### [Entries]
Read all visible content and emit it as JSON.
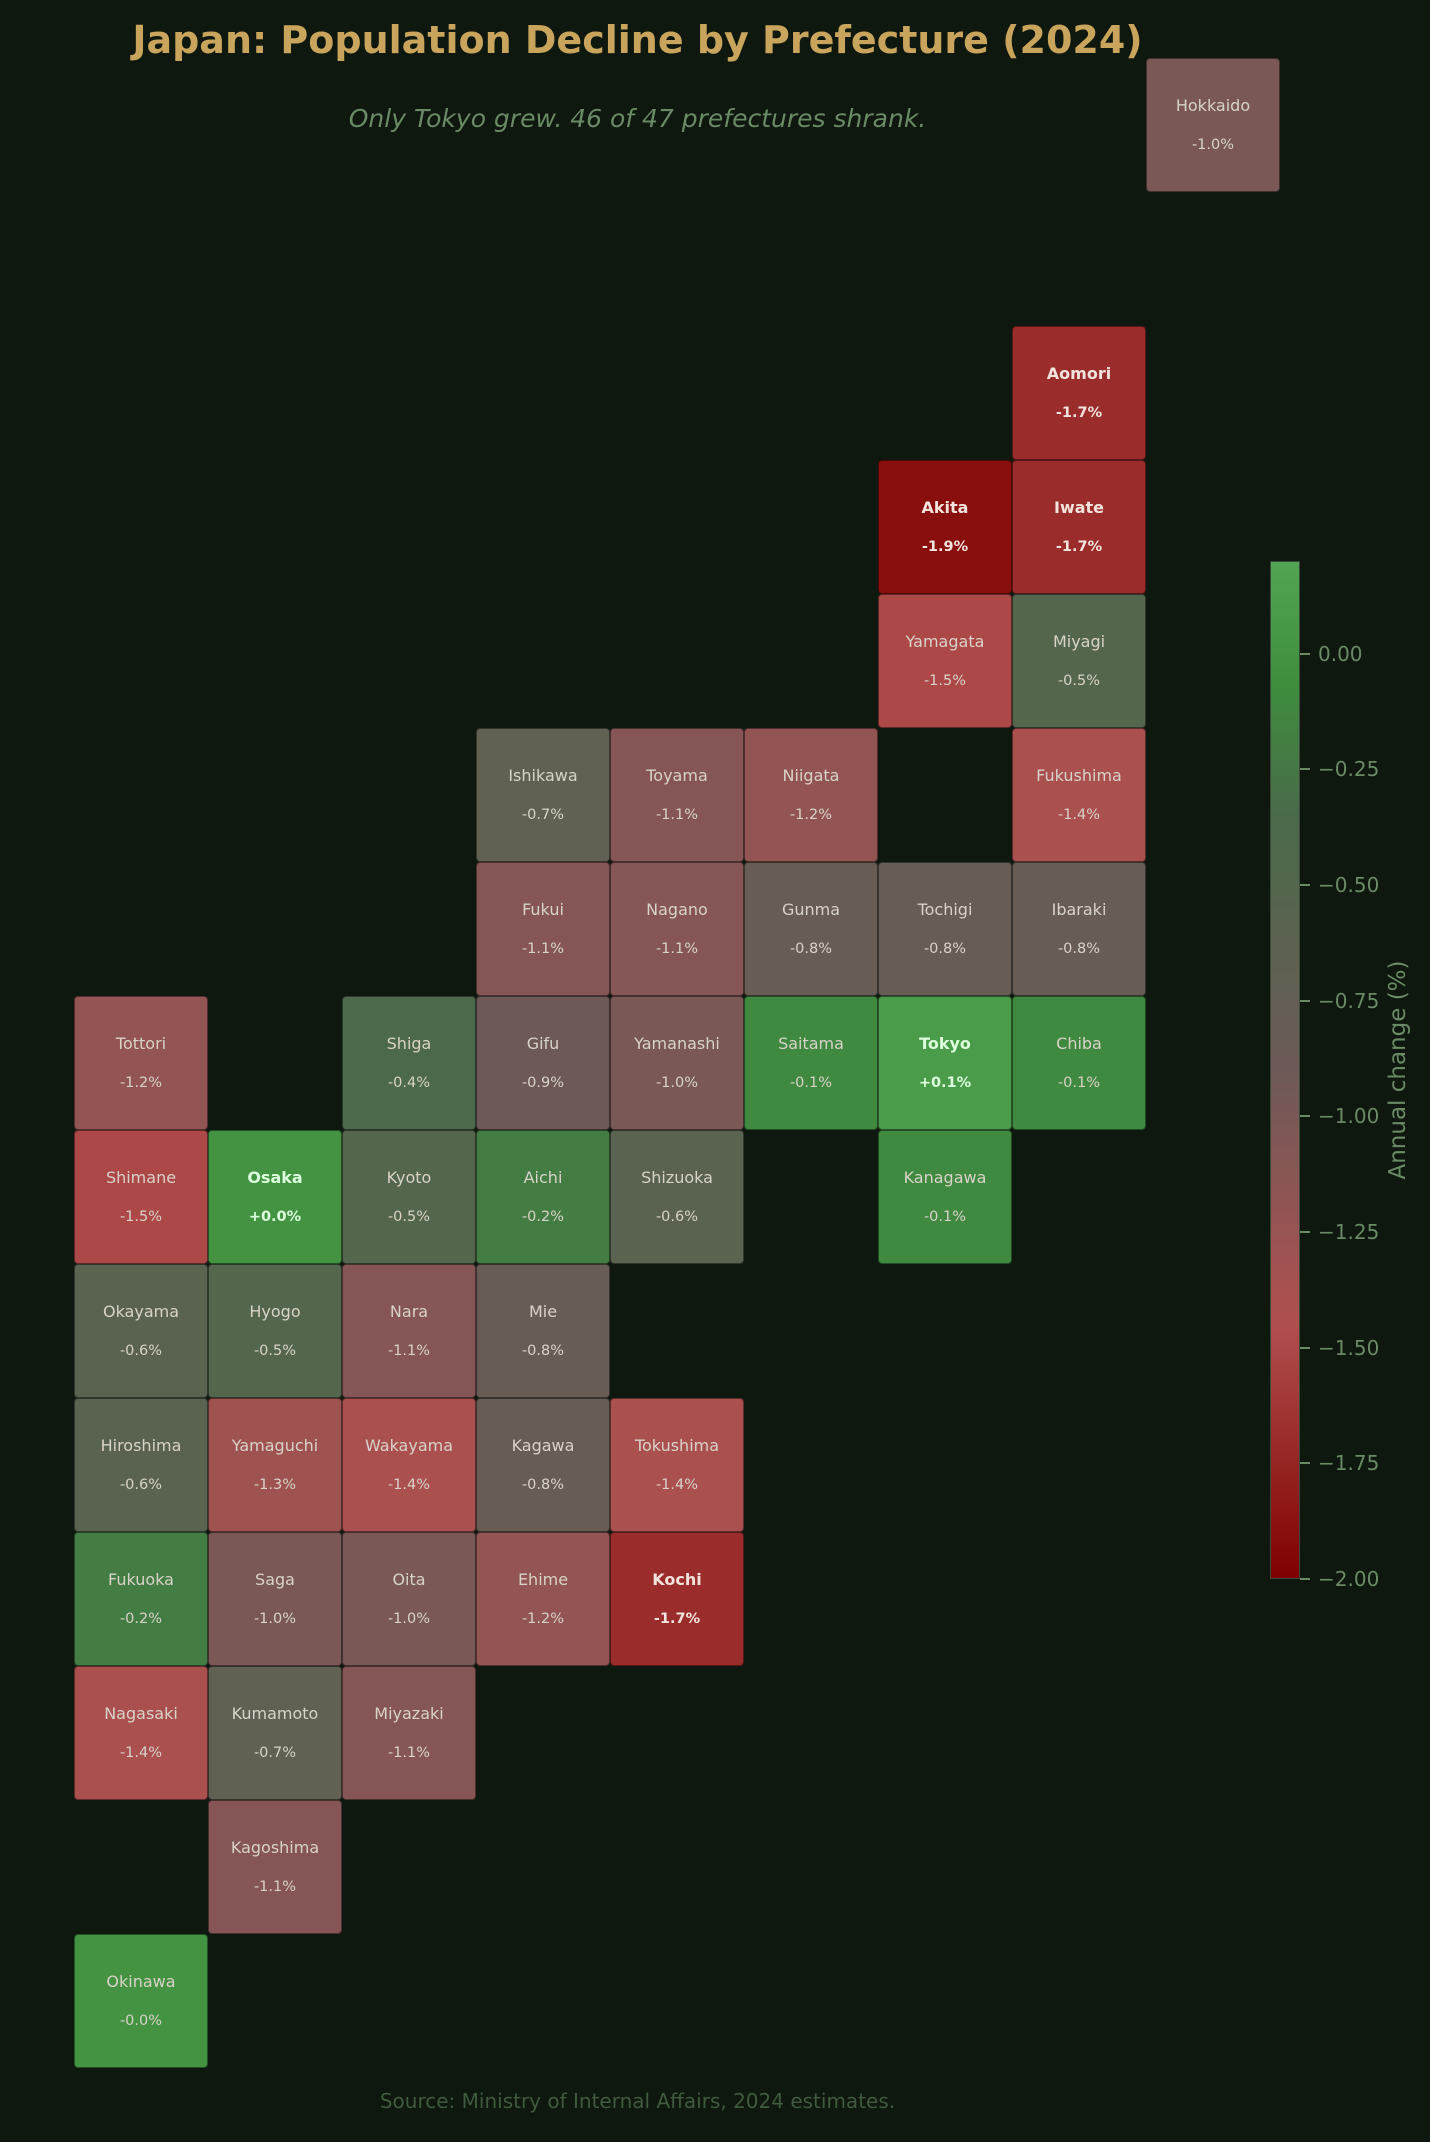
{
  "chart_data": {
    "type": "heatmap",
    "title": "Japan: Population Decline by Prefecture (2024)",
    "subtitle": "Only Tokyo grew. 46 of 47 prefectures shrank.",
    "source": "Source: Ministry of Internal Affairs, 2024 estimates.",
    "colorbar": {
      "label": "Annual change (%)",
      "range": [
        -2.0,
        0.2
      ],
      "ticks": [
        0.0,
        -0.25,
        -0.5,
        -0.75,
        -1.0,
        -1.25,
        -1.5,
        -1.75,
        -2.0
      ],
      "tick_labels": [
        "0.00",
        "−0.25",
        "−0.50",
        "−0.75",
        "−1.00",
        "−1.25",
        "−1.50",
        "−1.75",
        "−2.00"
      ],
      "colormap": [
        "#800000",
        "#b0504f",
        "#6d5a58",
        "#4a6a4a",
        "#3e8e3e",
        "#52a452"
      ]
    },
    "prefectures": [
      {
        "name": "Hokkaido",
        "row": 0,
        "col": 8,
        "value": -1.0,
        "label": "-1.0%"
      },
      {
        "name": "Aomori",
        "row": 2,
        "col": 7,
        "value": -1.7,
        "label": "-1.7%"
      },
      {
        "name": "Akita",
        "row": 3,
        "col": 6,
        "value": -1.9,
        "label": "-1.9%"
      },
      {
        "name": "Iwate",
        "row": 3,
        "col": 7,
        "value": -1.7,
        "label": "-1.7%"
      },
      {
        "name": "Yamagata",
        "row": 4,
        "col": 6,
        "value": -1.5,
        "label": "-1.5%"
      },
      {
        "name": "Miyagi",
        "row": 4,
        "col": 7,
        "value": -0.5,
        "label": "-0.5%"
      },
      {
        "name": "Ishikawa",
        "row": 5,
        "col": 3,
        "value": -0.7,
        "label": "-0.7%"
      },
      {
        "name": "Toyama",
        "row": 5,
        "col": 4,
        "value": -1.1,
        "label": "-1.1%"
      },
      {
        "name": "Niigata",
        "row": 5,
        "col": 5,
        "value": -1.2,
        "label": "-1.2%"
      },
      {
        "name": "Fukushima",
        "row": 5,
        "col": 7,
        "value": -1.4,
        "label": "-1.4%"
      },
      {
        "name": "Fukui",
        "row": 6,
        "col": 3,
        "value": -1.1,
        "label": "-1.1%"
      },
      {
        "name": "Nagano",
        "row": 6,
        "col": 4,
        "value": -1.1,
        "label": "-1.1%"
      },
      {
        "name": "Gunma",
        "row": 6,
        "col": 5,
        "value": -0.8,
        "label": "-0.8%"
      },
      {
        "name": "Tochigi",
        "row": 6,
        "col": 6,
        "value": -0.8,
        "label": "-0.8%"
      },
      {
        "name": "Ibaraki",
        "row": 6,
        "col": 7,
        "value": -0.8,
        "label": "-0.8%"
      },
      {
        "name": "Tottori",
        "row": 7,
        "col": 0,
        "value": -1.2,
        "label": "-1.2%"
      },
      {
        "name": "Shiga",
        "row": 7,
        "col": 2,
        "value": -0.4,
        "label": "-0.4%"
      },
      {
        "name": "Gifu",
        "row": 7,
        "col": 3,
        "value": -0.9,
        "label": "-0.9%"
      },
      {
        "name": "Yamanashi",
        "row": 7,
        "col": 4,
        "value": -1.0,
        "label": "-1.0%"
      },
      {
        "name": "Saitama",
        "row": 7,
        "col": 5,
        "value": -0.1,
        "label": "-0.1%"
      },
      {
        "name": "Tokyo",
        "row": 7,
        "col": 6,
        "value": 0.1,
        "label": "+0.1%"
      },
      {
        "name": "Chiba",
        "row": 7,
        "col": 7,
        "value": -0.1,
        "label": "-0.1%"
      },
      {
        "name": "Shimane",
        "row": 8,
        "col": 0,
        "value": -1.5,
        "label": "-1.5%"
      },
      {
        "name": "Osaka",
        "row": 8,
        "col": 1,
        "value": 0.0,
        "label": "+0.0%"
      },
      {
        "name": "Kyoto",
        "row": 8,
        "col": 2,
        "value": -0.5,
        "label": "-0.5%"
      },
      {
        "name": "Aichi",
        "row": 8,
        "col": 3,
        "value": -0.2,
        "label": "-0.2%"
      },
      {
        "name": "Shizuoka",
        "row": 8,
        "col": 4,
        "value": -0.6,
        "label": "-0.6%"
      },
      {
        "name": "Kanagawa",
        "row": 8,
        "col": 6,
        "value": -0.1,
        "label": "-0.1%"
      },
      {
        "name": "Okayama",
        "row": 9,
        "col": 0,
        "value": -0.6,
        "label": "-0.6%"
      },
      {
        "name": "Hyogo",
        "row": 9,
        "col": 1,
        "value": -0.5,
        "label": "-0.5%"
      },
      {
        "name": "Nara",
        "row": 9,
        "col": 2,
        "value": -1.1,
        "label": "-1.1%"
      },
      {
        "name": "Mie",
        "row": 9,
        "col": 3,
        "value": -0.8,
        "label": "-0.8%"
      },
      {
        "name": "Hiroshima",
        "row": 10,
        "col": 0,
        "value": -0.6,
        "label": "-0.6%"
      },
      {
        "name": "Yamaguchi",
        "row": 10,
        "col": 1,
        "value": -1.3,
        "label": "-1.3%"
      },
      {
        "name": "Wakayama",
        "row": 10,
        "col": 2,
        "value": -1.4,
        "label": "-1.4%"
      },
      {
        "name": "Kagawa",
        "row": 10,
        "col": 3,
        "value": -0.8,
        "label": "-0.8%"
      },
      {
        "name": "Tokushima",
        "row": 10,
        "col": 4,
        "value": -1.4,
        "label": "-1.4%"
      },
      {
        "name": "Fukuoka",
        "row": 11,
        "col": 0,
        "value": -0.2,
        "label": "-0.2%"
      },
      {
        "name": "Saga",
        "row": 11,
        "col": 1,
        "value": -1.0,
        "label": "-1.0%"
      },
      {
        "name": "Oita",
        "row": 11,
        "col": 2,
        "value": -1.0,
        "label": "-1.0%"
      },
      {
        "name": "Ehime",
        "row": 11,
        "col": 3,
        "value": -1.2,
        "label": "-1.2%"
      },
      {
        "name": "Kochi",
        "row": 11,
        "col": 4,
        "value": -1.7,
        "label": "-1.7%"
      },
      {
        "name": "Nagasaki",
        "row": 12,
        "col": 0,
        "value": -1.4,
        "label": "-1.4%"
      },
      {
        "name": "Kumamoto",
        "row": 12,
        "col": 1,
        "value": -0.7,
        "label": "-0.7%"
      },
      {
        "name": "Miyazaki",
        "row": 12,
        "col": 2,
        "value": -1.1,
        "label": "-1.1%"
      },
      {
        "name": "Kagoshima",
        "row": 13,
        "col": 1,
        "value": -1.1,
        "label": "-1.1%"
      },
      {
        "name": "Okinawa",
        "row": 14,
        "col": 0,
        "value": -0.0,
        "label": "-0.0%"
      }
    ]
  }
}
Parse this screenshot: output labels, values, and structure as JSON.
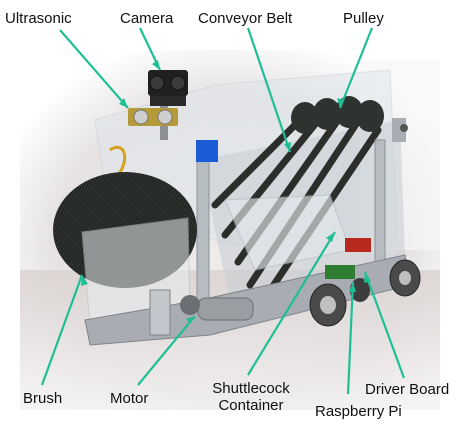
{
  "labels": {
    "ultrasonic": "Ultrasonic",
    "camera": "Camera",
    "conveyor_belt": "Conveyor Belt",
    "pulley": "Pulley",
    "brush": "Brush",
    "motor": "Motor",
    "shuttlecock_line1": "Shuttlecock",
    "shuttlecock_line2": "Container",
    "driver_board": "Driver Board",
    "raspberry_pi": "Raspberry Pi"
  },
  "colors": {
    "arrow": "#1fbf95",
    "label_text": "#111111",
    "brush_bristle": "#2b2f2a",
    "frame_metal": "#a9adb3",
    "acrylic": "#dfe6ec",
    "blue_tape": "#1a5bd6",
    "wheel": "#4a4a4a"
  }
}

### [Exercise brief]
Using the listing above, state the number of lines that hold "JSON", with no other text.

### [Exercise answer]
2